- **THE EXERCISE**: Reproduce the data lines verbatim, starting at the line that contains "y-tick-label: 70% <box>91 186 130 210</box>" and ending with the line that contains "legend-item: Население <box>666", both included.

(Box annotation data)
______________________________
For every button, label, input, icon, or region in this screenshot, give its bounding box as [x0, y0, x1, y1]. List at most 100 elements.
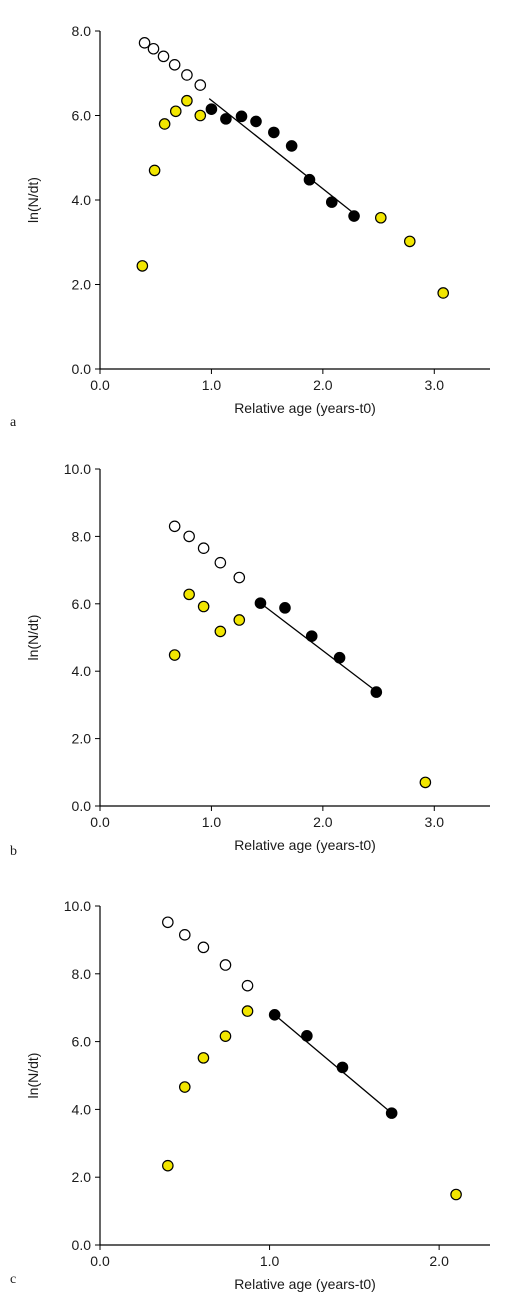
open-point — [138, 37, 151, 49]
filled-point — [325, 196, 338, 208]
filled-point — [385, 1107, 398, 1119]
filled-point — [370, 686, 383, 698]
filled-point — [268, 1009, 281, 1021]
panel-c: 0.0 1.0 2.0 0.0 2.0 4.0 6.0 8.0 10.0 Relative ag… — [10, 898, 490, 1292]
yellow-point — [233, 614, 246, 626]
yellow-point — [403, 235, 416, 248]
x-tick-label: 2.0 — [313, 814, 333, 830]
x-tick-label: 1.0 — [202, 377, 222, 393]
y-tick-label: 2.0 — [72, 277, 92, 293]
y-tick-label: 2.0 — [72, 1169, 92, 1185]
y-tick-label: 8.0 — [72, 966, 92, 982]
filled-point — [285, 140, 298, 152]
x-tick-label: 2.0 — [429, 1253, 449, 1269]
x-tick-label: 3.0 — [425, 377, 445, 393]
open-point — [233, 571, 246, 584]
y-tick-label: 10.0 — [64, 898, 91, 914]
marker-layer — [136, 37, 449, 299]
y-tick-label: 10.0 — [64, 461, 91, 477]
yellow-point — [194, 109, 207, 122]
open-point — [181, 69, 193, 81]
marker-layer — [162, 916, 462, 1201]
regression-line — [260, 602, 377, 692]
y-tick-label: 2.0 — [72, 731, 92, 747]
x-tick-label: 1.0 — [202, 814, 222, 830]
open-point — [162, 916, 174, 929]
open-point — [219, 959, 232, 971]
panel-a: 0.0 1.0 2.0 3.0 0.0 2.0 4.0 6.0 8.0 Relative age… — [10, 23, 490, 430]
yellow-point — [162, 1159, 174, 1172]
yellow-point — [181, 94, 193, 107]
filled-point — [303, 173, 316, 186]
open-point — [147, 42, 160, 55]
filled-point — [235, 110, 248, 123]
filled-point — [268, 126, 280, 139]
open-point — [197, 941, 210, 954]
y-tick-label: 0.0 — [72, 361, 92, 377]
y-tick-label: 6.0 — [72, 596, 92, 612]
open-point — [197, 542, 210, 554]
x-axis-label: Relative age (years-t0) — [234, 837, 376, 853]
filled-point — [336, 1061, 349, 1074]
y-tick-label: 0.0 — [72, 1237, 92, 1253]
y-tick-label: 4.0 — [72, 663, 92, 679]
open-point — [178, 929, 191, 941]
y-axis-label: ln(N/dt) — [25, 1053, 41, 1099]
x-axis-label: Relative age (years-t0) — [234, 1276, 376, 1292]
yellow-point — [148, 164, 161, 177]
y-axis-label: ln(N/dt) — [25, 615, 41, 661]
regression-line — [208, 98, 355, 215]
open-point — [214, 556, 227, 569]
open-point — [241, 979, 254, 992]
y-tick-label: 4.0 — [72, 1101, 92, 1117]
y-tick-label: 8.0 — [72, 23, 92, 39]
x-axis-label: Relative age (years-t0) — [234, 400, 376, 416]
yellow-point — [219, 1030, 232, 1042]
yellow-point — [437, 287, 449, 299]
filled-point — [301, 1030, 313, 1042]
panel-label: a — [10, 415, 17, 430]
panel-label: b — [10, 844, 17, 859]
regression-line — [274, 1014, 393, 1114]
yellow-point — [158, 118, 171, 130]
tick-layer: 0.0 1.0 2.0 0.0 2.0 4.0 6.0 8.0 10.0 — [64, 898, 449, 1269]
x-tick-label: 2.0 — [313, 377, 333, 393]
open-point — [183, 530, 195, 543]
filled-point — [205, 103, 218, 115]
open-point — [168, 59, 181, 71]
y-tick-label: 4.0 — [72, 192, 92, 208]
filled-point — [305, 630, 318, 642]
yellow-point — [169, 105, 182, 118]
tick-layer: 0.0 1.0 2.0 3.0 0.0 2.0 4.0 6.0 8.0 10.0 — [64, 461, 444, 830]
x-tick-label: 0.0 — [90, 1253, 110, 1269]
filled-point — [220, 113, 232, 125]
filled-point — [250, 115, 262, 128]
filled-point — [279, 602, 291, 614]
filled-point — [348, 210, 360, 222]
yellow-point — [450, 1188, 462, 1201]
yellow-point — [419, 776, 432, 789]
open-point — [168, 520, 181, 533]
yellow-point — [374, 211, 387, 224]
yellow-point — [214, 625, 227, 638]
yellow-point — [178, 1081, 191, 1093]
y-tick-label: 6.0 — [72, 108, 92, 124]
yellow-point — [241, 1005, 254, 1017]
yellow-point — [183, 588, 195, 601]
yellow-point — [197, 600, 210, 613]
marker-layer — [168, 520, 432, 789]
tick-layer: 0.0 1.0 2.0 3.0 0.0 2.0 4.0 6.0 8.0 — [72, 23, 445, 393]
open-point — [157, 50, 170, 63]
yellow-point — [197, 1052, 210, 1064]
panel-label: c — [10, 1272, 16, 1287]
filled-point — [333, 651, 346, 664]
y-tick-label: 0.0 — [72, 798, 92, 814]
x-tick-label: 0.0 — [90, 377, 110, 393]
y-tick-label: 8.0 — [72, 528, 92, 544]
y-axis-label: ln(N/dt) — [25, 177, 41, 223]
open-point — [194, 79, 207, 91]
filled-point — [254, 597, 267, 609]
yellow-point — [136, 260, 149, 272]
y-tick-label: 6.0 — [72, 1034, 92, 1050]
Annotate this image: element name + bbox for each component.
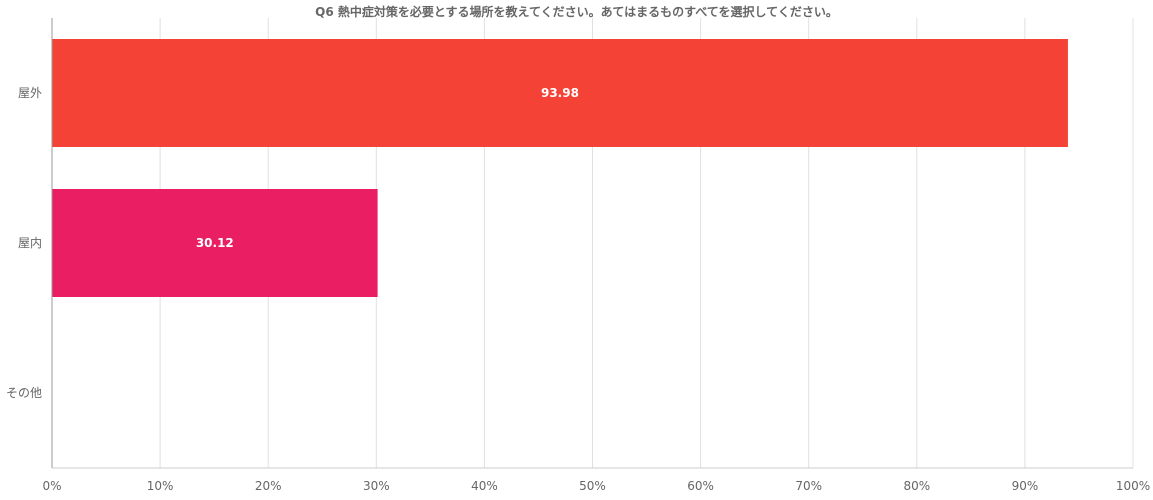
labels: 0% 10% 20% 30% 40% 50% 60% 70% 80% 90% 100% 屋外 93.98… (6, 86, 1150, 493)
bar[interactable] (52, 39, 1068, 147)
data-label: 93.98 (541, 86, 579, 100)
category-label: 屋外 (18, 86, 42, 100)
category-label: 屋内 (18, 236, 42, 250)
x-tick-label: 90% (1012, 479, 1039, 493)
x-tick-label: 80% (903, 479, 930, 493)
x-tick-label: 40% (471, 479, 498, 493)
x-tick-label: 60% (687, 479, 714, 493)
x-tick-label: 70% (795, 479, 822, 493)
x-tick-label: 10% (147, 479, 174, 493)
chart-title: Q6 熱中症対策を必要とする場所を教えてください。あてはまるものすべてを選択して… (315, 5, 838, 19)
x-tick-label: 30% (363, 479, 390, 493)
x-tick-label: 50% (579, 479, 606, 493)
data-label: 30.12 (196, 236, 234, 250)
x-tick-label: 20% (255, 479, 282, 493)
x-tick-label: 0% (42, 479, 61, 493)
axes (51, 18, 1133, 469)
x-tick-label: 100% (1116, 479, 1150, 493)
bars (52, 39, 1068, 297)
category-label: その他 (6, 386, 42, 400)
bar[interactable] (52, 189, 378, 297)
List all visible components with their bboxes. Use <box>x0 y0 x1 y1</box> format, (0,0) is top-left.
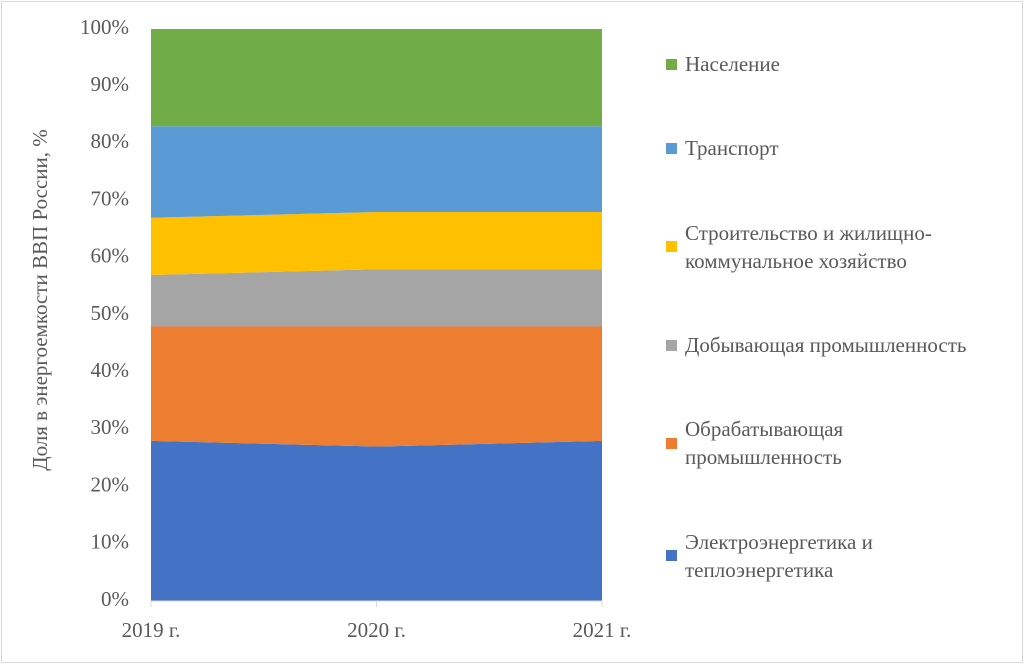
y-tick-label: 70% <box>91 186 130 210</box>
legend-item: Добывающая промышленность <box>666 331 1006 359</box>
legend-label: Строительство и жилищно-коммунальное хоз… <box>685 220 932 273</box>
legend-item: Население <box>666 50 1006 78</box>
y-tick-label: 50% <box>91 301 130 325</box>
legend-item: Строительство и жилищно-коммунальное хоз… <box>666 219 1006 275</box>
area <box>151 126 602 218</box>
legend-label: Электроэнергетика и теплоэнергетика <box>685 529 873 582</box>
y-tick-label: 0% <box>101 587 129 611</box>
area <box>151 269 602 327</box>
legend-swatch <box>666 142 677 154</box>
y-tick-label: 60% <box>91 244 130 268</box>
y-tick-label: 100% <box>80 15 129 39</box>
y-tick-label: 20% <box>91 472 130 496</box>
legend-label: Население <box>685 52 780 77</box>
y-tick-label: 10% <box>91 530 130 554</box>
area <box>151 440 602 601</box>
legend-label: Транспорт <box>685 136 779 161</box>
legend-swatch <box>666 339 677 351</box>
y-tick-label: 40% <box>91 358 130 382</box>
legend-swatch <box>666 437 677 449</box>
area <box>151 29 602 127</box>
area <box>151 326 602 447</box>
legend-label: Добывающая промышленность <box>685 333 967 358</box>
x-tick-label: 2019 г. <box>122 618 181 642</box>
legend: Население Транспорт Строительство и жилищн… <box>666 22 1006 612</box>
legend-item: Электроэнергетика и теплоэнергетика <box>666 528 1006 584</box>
______________________________
- **TASK RESULT**:
y-tick-label: 70% <box>91 186 130 210</box>
legend-item: Добывающая промышленность <box>666 331 1006 359</box>
legend-label: Строительство и жилищно-коммунальное хоз… <box>685 220 932 273</box>
legend-item: Население <box>666 50 1006 78</box>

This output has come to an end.